[Items from a figure collection]
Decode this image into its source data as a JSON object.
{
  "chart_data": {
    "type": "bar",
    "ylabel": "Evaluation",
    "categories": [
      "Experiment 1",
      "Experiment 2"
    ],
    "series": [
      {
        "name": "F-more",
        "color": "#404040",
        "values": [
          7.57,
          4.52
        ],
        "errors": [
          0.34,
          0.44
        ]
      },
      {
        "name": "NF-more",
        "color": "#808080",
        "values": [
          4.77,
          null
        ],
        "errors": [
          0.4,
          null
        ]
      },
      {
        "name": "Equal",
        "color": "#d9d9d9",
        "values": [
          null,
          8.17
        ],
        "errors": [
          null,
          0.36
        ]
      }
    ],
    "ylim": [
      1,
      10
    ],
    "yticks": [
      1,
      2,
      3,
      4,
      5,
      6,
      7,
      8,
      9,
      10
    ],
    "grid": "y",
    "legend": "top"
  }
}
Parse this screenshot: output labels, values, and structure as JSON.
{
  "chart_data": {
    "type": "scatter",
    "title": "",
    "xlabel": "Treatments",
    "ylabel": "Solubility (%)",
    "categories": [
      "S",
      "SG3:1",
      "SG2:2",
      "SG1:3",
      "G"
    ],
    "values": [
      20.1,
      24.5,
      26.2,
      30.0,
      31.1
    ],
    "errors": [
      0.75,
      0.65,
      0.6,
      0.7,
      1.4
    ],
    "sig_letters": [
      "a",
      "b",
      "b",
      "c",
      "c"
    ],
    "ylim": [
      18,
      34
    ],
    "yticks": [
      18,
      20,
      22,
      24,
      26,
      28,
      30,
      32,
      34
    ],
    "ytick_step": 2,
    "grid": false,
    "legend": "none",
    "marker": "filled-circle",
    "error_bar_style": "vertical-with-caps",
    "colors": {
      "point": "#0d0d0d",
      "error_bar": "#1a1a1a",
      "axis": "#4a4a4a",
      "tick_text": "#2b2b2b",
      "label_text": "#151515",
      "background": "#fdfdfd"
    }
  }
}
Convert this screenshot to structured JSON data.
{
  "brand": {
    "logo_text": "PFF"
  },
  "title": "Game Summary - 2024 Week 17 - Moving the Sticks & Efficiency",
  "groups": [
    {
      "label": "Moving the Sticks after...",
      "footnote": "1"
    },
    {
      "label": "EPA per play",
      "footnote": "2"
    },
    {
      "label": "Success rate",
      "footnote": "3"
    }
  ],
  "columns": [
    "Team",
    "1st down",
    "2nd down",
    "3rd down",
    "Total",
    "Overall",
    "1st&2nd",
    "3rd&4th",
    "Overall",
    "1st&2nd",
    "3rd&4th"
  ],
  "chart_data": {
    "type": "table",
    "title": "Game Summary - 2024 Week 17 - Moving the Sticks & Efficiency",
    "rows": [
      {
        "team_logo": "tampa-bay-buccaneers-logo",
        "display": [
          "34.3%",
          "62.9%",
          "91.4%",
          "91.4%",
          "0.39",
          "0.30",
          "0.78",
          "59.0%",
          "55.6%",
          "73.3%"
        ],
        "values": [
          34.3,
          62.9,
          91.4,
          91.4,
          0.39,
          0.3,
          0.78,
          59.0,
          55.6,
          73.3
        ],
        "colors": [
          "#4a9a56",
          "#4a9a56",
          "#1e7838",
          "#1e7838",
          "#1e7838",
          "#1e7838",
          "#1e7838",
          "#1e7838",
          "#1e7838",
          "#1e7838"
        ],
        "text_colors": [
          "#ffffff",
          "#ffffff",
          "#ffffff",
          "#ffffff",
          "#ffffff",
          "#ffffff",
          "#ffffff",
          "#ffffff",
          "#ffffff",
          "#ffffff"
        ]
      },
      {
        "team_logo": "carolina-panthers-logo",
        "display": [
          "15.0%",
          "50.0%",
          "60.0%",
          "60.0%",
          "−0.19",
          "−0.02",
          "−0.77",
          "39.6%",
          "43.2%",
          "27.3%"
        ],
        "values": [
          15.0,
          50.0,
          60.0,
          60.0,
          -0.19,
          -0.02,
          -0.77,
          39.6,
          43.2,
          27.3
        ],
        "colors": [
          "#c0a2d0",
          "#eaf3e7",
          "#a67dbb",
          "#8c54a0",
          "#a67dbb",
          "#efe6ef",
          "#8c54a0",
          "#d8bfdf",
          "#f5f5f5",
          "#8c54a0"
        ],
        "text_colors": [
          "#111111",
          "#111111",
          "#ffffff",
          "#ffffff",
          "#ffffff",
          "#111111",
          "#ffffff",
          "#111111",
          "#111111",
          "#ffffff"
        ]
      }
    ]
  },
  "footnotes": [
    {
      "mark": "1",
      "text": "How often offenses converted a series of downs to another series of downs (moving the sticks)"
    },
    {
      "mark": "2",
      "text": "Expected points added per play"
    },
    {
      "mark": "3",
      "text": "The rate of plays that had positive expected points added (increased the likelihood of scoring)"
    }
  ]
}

» **EXERCISE GOAL**
Search the listing for the string "series". Copy each line where it turns up.

» **RESPONSE TO THIS TASK**
    "series": [
      "text": "How often offenses converted a series of downs to another series of downs (moving the sticks)"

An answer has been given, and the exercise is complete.